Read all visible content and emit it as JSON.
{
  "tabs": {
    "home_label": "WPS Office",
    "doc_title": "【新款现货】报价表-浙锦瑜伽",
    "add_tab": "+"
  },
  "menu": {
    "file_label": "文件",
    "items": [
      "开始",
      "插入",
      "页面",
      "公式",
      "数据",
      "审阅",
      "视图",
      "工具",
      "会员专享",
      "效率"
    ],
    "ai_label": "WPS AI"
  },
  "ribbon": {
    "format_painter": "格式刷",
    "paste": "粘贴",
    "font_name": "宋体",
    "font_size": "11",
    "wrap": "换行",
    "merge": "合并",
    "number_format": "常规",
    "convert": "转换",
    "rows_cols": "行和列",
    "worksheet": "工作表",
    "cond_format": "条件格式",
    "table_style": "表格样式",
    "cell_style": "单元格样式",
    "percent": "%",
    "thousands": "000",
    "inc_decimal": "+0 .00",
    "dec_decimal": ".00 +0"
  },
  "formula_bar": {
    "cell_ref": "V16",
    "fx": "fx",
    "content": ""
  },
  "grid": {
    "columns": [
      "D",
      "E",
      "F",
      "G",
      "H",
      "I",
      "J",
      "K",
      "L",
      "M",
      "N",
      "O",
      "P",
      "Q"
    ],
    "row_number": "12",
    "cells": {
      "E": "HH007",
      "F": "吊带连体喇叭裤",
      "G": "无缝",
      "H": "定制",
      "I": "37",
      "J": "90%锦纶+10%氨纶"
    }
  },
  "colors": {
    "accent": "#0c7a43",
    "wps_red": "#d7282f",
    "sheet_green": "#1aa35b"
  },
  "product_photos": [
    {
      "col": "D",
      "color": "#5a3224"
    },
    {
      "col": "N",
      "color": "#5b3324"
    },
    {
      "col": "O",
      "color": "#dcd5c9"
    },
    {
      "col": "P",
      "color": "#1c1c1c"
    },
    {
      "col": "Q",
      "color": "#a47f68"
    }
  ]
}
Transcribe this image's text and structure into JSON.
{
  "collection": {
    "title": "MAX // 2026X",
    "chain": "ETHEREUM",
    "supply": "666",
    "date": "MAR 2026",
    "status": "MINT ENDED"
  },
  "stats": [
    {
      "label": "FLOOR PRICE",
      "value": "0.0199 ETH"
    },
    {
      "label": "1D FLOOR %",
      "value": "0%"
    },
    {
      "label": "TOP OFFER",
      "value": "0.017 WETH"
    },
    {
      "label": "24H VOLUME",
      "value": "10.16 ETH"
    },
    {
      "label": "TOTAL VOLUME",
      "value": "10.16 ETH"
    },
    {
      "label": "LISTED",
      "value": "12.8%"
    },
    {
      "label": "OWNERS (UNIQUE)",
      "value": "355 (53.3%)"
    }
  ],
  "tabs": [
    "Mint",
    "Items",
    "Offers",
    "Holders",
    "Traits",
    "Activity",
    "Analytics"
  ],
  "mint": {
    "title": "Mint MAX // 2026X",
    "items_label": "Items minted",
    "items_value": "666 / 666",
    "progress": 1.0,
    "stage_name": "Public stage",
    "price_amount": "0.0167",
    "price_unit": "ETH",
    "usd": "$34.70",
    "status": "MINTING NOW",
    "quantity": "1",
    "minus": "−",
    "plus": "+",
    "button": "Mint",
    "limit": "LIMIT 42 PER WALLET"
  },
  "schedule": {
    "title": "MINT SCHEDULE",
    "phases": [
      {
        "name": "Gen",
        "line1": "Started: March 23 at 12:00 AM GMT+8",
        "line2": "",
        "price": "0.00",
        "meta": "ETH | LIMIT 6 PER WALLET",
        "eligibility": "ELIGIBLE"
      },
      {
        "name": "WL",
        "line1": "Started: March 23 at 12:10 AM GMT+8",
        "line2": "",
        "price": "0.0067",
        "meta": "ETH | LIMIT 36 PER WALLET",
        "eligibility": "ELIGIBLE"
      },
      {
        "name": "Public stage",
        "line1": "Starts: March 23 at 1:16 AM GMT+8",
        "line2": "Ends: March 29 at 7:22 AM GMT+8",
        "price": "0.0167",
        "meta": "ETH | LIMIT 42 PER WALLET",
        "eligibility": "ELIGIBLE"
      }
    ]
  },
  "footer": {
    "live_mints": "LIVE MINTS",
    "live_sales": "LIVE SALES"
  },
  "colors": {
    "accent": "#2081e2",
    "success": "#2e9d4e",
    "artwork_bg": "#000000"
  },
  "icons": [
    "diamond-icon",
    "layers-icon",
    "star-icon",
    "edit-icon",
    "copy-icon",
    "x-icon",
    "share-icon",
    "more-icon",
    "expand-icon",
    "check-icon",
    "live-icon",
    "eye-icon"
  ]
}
__________
▶ STATED GOAL: Retype every entry above, word for word.

▶ ANSWER TO THIS PROBLEM:
Read all visible content and emit it as JSON.
{
  "tabs": {
    "home_label": "WPS Office",
    "doc_title": "【新款现货】报价表-浙锦瑜伽",
    "add_tab": "+"
  },
  "menu": {
    "file_label": "文件",
    "items": [
      "开始",
      "插入",
      "页面",
      "公式",
      "数据",
      "审阅",
      "视图",
      "工具",
      "会员专享",
      "效率"
    ],
    "ai_label": "WPS AI"
  },
  "ribbon": {
    "format_painter": "格式刷",
    "paste": "粘贴",
    "font_name": "宋体",
    "font_size": "11",
    "wrap": "换行",
    "merge": "合并",
    "number_format": "常规",
    "convert": "转换",
    "rows_cols": "行和列",
    "worksheet": "工作表",
    "cond_format": "条件格式",
    "table_style": "表格样式",
    "cell_style": "单元格样式",
    "percent": "%",
    "thousands": "000",
    "inc_decimal": "+0 .00",
    "dec_decimal": ".00 +0"
  },
  "formula_bar": {
    "cell_ref": "V16",
    "fx": "fx",
    "content": ""
  },
  "grid": {
    "columns": [
      "D",
      "E",
      "F",
      "G",
      "H",
      "I",
      "J",
      "K",
      "L",
      "M",
      "N",
      "O",
      "P",
      "Q"
    ],
    "row_number": "12",
    "cells": {
      "E": "HH007",
      "F": "吊带连体喇叭裤",
      "G": "无缝",
      "H": "定制",
      "I": "37",
      "J": "90%锦纶+10%氨纶"
    }
  },
  "colors": {
    "accent": "#0c7a43",
    "wps_red": "#d7282f",
    "sheet_green": "#1aa35b"
  },
  "product_photos": [
    {
      "col": "D",
      "color": "#5a3224"
    },
    {
      "col": "N",
      "color": "#5b3324"
    },
    {
      "col": "O",
      "color": "#dcd5c9"
    },
    {
      "col": "P",
      "color": "#1c1c1c"
    },
    {
      "col": "Q",
      "color": "#a47f68"
    }
  ]
}
Transcribe this image's text and structure into JSON.
{
  "collection": {
    "title": "MAX // 2026X",
    "chain": "ETHEREUM",
    "supply": "666",
    "date": "MAR 2026",
    "status": "MINT ENDED"
  },
  "stats": [
    {
      "label": "FLOOR PRICE",
      "value": "0.0199 ETH"
    },
    {
      "label": "1D FLOOR %",
      "value": "0%"
    },
    {
      "label": "TOP OFFER",
      "value": "0.017 WETH"
    },
    {
      "label": "24H VOLUME",
      "value": "10.16 ETH"
    },
    {
      "label": "TOTAL VOLUME",
      "value": "10.16 ETH"
    },
    {
      "label": "LISTED",
      "value": "12.8%"
    },
    {
      "label": "OWNERS (UNIQUE)",
      "value": "355 (53.3%)"
    }
  ],
  "tabs": [
    "Mint",
    "Items",
    "Offers",
    "Holders",
    "Traits",
    "Activity",
    "Analytics"
  ],
  "mint": {
    "title": "Mint MAX // 2026X",
    "items_label": "Items minted",
    "items_value": "666 / 666",
    "progress": 1.0,
    "stage_name": "Public stage",
    "price_amount": "0.0167",
    "price_unit": "ETH",
    "usd": "$34.70",
    "status": "MINTING NOW",
    "quantity": "1",
    "minus": "−",
    "plus": "+",
    "button": "Mint",
    "limit": "LIMIT 42 PER WALLET"
  },
  "schedule": {
    "title": "MINT SCHEDULE",
    "phases": [
      {
        "name": "Gen",
        "line1": "Started: March 23 at 12:00 AM GMT+8",
        "line2": "",
        "price": "0.00",
        "meta": "ETH | LIMIT 6 PER WALLET",
        "eligibility": "ELIGIBLE"
      },
      {
        "name": "WL",
        "line1": "Started: March 23 at 12:10 AM GMT+8",
        "line2": "",
        "price": "0.0067",
        "meta": "ETH | LIMIT 36 PER WALLET",
        "eligibility": "ELIGIBLE"
      },
      {
        "name": "Public stage",
        "line1": "Starts: March 23 at 1:16 AM GMT+8",
        "line2": "Ends: March 29 at 7:22 AM GMT+8",
        "price": "0.0167",
        "meta": "ETH | LIMIT 42 PER WALLET",
        "eligibility": "ELIGIBLE"
      }
    ]
  },
  "footer": {
    "live_mints": "LIVE MINTS",
    "live_sales": "LIVE SALES"
  },
  "colors": {
    "accent": "#2081e2",
    "success": "#2e9d4e",
    "artwork_bg": "#000000"
  },
  "icons": [
    "diamond-icon",
    "layers-icon",
    "star-icon",
    "edit-icon",
    "copy-icon",
    "x-icon",
    "share-icon",
    "more-icon",
    "expand-icon",
    "check-icon",
    "live-icon",
    "eye-icon"
  ]
}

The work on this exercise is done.